### The problem
Write out the whole listing again, exactly.

------------

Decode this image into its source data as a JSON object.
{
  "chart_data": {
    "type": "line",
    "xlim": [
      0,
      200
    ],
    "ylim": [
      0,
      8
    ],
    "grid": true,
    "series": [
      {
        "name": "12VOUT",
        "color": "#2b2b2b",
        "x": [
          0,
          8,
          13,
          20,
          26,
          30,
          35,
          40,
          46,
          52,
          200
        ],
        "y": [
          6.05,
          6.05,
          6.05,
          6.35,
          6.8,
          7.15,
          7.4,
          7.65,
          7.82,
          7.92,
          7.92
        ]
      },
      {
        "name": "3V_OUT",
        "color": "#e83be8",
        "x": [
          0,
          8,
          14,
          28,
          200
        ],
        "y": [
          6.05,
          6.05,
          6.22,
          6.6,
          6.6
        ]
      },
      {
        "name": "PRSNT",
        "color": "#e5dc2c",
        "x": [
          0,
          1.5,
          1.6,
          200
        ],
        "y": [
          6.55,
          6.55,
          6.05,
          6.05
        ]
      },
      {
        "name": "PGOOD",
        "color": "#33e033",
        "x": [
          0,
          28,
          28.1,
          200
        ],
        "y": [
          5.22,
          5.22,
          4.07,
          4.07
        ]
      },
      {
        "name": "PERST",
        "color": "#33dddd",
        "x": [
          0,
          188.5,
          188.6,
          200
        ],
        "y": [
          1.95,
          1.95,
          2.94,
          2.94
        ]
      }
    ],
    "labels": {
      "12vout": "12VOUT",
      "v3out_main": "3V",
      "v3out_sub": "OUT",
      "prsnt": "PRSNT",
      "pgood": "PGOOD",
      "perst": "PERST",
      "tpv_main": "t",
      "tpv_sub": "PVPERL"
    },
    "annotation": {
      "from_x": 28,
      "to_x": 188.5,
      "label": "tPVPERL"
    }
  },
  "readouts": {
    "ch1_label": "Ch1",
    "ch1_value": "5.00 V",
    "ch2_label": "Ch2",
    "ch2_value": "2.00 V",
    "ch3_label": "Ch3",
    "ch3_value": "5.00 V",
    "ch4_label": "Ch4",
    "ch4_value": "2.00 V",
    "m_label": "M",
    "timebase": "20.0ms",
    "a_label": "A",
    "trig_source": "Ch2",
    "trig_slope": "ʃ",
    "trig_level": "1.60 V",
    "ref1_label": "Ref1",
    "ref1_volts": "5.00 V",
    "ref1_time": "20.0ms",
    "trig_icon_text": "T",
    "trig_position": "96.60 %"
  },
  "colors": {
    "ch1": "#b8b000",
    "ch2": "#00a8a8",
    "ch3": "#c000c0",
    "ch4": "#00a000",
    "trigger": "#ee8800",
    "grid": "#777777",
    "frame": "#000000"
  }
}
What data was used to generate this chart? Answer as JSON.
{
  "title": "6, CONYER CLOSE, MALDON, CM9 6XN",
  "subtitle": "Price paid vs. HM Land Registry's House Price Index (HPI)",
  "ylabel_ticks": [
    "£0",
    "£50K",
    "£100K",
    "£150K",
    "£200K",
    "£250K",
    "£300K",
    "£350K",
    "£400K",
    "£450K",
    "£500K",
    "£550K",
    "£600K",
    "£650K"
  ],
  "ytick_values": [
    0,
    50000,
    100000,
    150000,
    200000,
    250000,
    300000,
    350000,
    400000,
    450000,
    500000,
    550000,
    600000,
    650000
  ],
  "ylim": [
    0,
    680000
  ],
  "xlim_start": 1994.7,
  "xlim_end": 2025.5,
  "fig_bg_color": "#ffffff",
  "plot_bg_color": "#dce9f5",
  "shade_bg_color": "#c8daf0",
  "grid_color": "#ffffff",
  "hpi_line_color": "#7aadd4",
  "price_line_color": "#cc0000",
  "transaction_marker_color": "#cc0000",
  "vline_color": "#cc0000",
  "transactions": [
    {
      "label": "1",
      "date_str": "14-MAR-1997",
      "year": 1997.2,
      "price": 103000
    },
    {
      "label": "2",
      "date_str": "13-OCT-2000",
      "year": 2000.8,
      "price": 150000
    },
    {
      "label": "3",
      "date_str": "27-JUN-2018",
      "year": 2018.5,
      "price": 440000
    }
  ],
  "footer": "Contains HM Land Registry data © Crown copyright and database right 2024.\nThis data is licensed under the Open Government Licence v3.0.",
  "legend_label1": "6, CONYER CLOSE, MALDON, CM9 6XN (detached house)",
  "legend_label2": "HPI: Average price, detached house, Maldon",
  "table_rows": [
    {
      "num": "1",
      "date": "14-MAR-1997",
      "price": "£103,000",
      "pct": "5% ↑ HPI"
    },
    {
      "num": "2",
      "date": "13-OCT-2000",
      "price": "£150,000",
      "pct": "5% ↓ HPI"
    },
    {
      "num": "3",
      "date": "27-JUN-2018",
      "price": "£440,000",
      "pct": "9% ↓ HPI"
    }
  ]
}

------------

### Answer to the problem
Decode this image into its source data as a JSON object.
{
  "chart_data": {
    "type": "line",
    "xlim": [
      0,
      200
    ],
    "ylim": [
      0,
      8
    ],
    "grid": true,
    "series": [
      {
        "name": "12VOUT",
        "color": "#2b2b2b",
        "x": [
          0,
          8,
          13,
          20,
          26,
          30,
          35,
          40,
          46,
          52,
          200
        ],
        "y": [
          6.05,
          6.05,
          6.05,
          6.35,
          6.8,
          7.15,
          7.4,
          7.65,
          7.82,
          7.92,
          7.92
        ]
      },
      {
        "name": "3V_OUT",
        "color": "#e83be8",
        "x": [
          0,
          8,
          14,
          28,
          200
        ],
        "y": [
          6.05,
          6.05,
          6.22,
          6.6,
          6.6
        ]
      },
      {
        "name": "PRSNT",
        "color": "#e5dc2c",
        "x": [
          0,
          1.5,
          1.6,
          200
        ],
        "y": [
          6.55,
          6.55,
          6.05,
          6.05
        ]
      },
      {
        "name": "PGOOD",
        "color": "#33e033",
        "x": [
          0,
          28,
          28.1,
          200
        ],
        "y": [
          5.22,
          5.22,
          4.07,
          4.07
        ]
      },
      {
        "name": "PERST",
        "color": "#33dddd",
        "x": [
          0,
          188.5,
          188.6,
          200
        ],
        "y": [
          1.95,
          1.95,
          2.94,
          2.94
        ]
      }
    ],
    "labels": {
      "12vout": "12VOUT",
      "v3out_main": "3V",
      "v3out_sub": "OUT",
      "prsnt": "PRSNT",
      "pgood": "PGOOD",
      "perst": "PERST",
      "tpv_main": "t",
      "tpv_sub": "PVPERL"
    },
    "annotation": {
      "from_x": 28,
      "to_x": 188.5,
      "label": "tPVPERL"
    }
  },
  "readouts": {
    "ch1_label": "Ch1",
    "ch1_value": "5.00 V",
    "ch2_label": "Ch2",
    "ch2_value": "2.00 V",
    "ch3_label": "Ch3",
    "ch3_value": "5.00 V",
    "ch4_label": "Ch4",
    "ch4_value": "2.00 V",
    "m_label": "M",
    "timebase": "20.0ms",
    "a_label": "A",
    "trig_source": "Ch2",
    "trig_slope": "ʃ",
    "trig_level": "1.60 V",
    "ref1_label": "Ref1",
    "ref1_volts": "5.00 V",
    "ref1_time": "20.0ms",
    "trig_icon_text": "T",
    "trig_position": "96.60 %"
  },
  "colors": {
    "ch1": "#b8b000",
    "ch2": "#00a8a8",
    "ch3": "#c000c0",
    "ch4": "#00a000",
    "trigger": "#ee8800",
    "grid": "#777777",
    "frame": "#000000"
  }
}
What data was used to generate this chart? Answer as JSON.
{
  "title": "6, CONYER CLOSE, MALDON, CM9 6XN",
  "subtitle": "Price paid vs. HM Land Registry's House Price Index (HPI)",
  "ylabel_ticks": [
    "£0",
    "£50K",
    "£100K",
    "£150K",
    "£200K",
    "£250K",
    "£300K",
    "£350K",
    "£400K",
    "£450K",
    "£500K",
    "£550K",
    "£600K",
    "£650K"
  ],
  "ytick_values": [
    0,
    50000,
    100000,
    150000,
    200000,
    250000,
    300000,
    350000,
    400000,
    450000,
    500000,
    550000,
    600000,
    650000
  ],
  "ylim": [
    0,
    680000
  ],
  "xlim_start": 1994.7,
  "xlim_end": 2025.5,
  "fig_bg_color": "#ffffff",
  "plot_bg_color": "#dce9f5",
  "shade_bg_color": "#c8daf0",
  "grid_color": "#ffffff",
  "hpi_line_color": "#7aadd4",
  "price_line_color": "#cc0000",
  "transaction_marker_color": "#cc0000",
  "vline_color": "#cc0000",
  "transactions": [
    {
      "label": "1",
      "date_str": "14-MAR-1997",
      "year": 1997.2,
      "price": 103000
    },
    {
      "label": "2",
      "date_str": "13-OCT-2000",
      "year": 2000.8,
      "price": 150000
    },
    {
      "label": "3",
      "date_str": "27-JUN-2018",
      "year": 2018.5,
      "price": 440000
    }
  ],
  "footer": "Contains HM Land Registry data © Crown copyright and database right 2024.\nThis data is licensed under the Open Government Licence v3.0.",
  "legend_label1": "6, CONYER CLOSE, MALDON, CM9 6XN (detached house)",
  "legend_label2": "HPI: Average price, detached house, Maldon",
  "table_rows": [
    {
      "num": "1",
      "date": "14-MAR-1997",
      "price": "£103,000",
      "pct": "5% ↑ HPI"
    },
    {
      "num": "2",
      "date": "13-OCT-2000",
      "price": "£150,000",
      "pct": "5% ↓ HPI"
    },
    {
      "num": "3",
      "date": "27-JUN-2018",
      "price": "£440,000",
      "pct": "9% ↓ HPI"
    }
  ]
}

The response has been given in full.